:: Task ::
Filter the entries below, keeping every line that has the word "vigore".

Records excerpted from a collection:

━━━

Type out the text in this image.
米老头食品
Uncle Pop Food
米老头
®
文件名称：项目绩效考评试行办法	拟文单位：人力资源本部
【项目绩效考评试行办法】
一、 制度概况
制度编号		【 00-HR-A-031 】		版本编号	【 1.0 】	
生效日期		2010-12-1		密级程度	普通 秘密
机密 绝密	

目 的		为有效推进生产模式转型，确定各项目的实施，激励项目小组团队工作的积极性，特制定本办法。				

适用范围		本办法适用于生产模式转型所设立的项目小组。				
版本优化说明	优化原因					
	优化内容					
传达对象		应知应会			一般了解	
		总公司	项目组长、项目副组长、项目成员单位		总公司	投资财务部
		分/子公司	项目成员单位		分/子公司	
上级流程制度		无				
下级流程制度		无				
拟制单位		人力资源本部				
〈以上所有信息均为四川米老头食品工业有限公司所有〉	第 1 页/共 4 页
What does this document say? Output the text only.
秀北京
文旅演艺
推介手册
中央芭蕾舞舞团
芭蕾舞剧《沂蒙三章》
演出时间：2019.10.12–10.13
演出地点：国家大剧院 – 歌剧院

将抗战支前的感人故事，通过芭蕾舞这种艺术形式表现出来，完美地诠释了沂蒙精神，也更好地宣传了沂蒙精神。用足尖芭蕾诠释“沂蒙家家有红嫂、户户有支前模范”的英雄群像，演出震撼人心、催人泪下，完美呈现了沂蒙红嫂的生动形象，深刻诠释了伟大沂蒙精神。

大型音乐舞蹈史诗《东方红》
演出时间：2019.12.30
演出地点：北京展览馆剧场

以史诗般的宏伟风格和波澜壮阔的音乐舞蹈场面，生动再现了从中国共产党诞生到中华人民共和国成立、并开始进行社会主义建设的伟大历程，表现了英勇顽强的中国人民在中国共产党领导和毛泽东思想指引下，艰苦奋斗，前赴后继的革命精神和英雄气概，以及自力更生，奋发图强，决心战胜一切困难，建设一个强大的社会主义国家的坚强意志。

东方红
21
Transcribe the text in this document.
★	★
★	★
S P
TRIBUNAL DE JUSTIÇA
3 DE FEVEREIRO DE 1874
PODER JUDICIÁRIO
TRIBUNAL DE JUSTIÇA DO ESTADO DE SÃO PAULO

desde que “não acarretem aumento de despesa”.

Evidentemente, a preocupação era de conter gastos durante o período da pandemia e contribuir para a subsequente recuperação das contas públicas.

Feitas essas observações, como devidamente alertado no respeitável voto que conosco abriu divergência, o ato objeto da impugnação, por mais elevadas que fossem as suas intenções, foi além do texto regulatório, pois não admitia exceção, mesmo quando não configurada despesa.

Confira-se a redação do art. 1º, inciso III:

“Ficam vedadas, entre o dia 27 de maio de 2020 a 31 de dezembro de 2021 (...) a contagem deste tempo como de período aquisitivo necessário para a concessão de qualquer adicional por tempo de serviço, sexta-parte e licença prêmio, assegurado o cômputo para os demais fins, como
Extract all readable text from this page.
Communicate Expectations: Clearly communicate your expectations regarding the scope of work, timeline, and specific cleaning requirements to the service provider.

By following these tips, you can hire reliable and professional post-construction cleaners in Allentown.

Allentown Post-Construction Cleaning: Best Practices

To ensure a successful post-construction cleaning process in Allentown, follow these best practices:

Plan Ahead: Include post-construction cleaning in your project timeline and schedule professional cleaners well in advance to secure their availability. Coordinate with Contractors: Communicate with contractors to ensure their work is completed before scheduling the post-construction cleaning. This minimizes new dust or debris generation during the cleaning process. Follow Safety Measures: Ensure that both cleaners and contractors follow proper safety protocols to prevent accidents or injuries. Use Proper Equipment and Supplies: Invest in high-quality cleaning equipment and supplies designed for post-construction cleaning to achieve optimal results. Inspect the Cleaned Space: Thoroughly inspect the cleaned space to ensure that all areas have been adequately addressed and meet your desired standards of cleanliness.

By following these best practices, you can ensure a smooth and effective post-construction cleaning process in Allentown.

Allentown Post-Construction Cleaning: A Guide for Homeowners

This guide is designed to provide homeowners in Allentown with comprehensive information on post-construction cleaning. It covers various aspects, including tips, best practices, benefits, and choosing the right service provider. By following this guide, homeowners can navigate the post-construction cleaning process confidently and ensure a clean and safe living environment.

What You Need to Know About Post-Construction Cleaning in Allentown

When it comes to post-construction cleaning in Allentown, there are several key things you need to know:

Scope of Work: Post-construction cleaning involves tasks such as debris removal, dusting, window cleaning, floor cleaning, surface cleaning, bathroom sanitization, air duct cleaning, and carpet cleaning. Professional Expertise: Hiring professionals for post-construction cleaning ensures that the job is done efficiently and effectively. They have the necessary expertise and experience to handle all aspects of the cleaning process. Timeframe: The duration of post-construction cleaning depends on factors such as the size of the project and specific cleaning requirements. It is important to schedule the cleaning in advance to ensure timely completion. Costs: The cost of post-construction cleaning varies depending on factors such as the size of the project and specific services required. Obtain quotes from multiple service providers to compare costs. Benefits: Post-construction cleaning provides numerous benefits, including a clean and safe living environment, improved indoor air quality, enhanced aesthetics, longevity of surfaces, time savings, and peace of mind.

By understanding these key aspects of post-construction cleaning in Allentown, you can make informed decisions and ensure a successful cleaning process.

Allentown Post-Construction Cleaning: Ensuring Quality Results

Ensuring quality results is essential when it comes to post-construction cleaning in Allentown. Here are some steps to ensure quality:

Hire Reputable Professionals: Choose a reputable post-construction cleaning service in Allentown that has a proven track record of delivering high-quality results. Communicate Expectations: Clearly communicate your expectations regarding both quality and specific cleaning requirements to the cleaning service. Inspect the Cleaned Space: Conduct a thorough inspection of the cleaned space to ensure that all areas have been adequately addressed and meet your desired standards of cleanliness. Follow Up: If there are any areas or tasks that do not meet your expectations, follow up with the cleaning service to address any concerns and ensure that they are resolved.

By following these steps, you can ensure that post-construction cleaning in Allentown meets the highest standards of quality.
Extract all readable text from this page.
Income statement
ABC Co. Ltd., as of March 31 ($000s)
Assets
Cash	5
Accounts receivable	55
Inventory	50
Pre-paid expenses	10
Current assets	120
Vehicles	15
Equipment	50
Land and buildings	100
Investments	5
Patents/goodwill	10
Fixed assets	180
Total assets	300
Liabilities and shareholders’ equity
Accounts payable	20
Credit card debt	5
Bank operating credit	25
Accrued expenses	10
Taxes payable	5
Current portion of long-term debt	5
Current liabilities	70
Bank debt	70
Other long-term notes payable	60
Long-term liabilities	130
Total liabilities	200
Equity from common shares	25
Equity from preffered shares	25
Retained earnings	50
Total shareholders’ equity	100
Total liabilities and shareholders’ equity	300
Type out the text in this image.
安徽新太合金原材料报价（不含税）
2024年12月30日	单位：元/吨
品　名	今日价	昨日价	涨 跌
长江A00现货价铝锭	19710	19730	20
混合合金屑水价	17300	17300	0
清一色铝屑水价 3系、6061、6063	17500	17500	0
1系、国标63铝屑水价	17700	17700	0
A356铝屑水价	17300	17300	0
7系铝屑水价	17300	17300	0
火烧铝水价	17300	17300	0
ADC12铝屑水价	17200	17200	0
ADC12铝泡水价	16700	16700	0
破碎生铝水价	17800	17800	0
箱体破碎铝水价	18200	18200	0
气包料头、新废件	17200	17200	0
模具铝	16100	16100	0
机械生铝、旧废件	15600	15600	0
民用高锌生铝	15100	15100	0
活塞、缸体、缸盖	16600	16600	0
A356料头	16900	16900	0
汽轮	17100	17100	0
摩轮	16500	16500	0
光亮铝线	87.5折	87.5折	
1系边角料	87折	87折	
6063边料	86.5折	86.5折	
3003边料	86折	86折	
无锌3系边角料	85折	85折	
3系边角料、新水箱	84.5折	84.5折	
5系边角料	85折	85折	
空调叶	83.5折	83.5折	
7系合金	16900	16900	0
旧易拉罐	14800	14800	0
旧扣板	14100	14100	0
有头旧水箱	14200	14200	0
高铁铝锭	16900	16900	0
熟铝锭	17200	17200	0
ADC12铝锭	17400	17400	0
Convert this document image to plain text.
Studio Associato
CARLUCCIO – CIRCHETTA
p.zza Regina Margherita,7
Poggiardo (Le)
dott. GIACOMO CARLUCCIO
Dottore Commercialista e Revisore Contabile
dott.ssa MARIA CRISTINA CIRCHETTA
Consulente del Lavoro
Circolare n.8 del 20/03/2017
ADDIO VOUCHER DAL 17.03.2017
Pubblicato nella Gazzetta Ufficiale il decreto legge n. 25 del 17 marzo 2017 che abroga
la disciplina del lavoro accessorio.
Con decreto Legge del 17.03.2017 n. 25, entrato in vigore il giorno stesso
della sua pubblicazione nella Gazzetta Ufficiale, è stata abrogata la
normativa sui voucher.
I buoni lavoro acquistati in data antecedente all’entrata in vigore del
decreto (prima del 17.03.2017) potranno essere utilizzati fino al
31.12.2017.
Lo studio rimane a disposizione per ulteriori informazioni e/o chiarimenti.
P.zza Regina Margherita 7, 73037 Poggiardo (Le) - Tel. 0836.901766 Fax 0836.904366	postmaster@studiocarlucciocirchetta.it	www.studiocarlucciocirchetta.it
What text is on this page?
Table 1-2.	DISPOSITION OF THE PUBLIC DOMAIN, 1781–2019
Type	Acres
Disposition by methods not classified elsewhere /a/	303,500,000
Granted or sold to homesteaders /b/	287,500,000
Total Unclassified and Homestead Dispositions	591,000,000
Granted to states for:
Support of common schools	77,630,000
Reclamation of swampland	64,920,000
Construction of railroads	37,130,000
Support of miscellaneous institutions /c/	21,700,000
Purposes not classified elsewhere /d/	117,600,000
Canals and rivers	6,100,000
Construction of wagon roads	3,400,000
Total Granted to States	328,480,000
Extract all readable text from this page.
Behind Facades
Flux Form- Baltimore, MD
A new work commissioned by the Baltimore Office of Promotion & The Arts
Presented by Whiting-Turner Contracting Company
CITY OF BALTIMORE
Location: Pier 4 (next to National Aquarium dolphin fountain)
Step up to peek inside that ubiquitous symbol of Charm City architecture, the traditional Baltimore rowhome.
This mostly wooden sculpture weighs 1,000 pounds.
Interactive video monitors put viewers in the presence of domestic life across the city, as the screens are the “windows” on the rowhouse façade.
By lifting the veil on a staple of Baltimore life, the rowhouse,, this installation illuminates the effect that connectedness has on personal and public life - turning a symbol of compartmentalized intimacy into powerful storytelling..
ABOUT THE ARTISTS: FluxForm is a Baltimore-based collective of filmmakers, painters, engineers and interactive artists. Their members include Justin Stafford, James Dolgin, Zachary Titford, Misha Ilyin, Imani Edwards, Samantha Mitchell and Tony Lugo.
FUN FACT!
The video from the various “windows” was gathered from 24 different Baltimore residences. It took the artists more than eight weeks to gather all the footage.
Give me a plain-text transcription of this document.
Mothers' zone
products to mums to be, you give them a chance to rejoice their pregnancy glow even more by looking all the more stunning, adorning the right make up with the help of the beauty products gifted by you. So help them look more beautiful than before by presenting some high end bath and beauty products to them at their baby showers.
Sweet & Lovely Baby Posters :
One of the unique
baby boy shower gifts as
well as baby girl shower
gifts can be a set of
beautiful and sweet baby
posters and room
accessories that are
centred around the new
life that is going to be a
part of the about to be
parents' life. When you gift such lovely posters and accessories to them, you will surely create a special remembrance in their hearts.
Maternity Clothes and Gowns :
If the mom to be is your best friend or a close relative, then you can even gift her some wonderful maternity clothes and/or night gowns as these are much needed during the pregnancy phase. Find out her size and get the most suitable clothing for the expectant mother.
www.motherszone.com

━━━

:: Answer to the exercise ::
Con decreto Legge del 17.03.2017 n. 25, entrato in vigore il giorno stesso
I buoni lavoro acquistati in data antecedente all’entrata in vigore del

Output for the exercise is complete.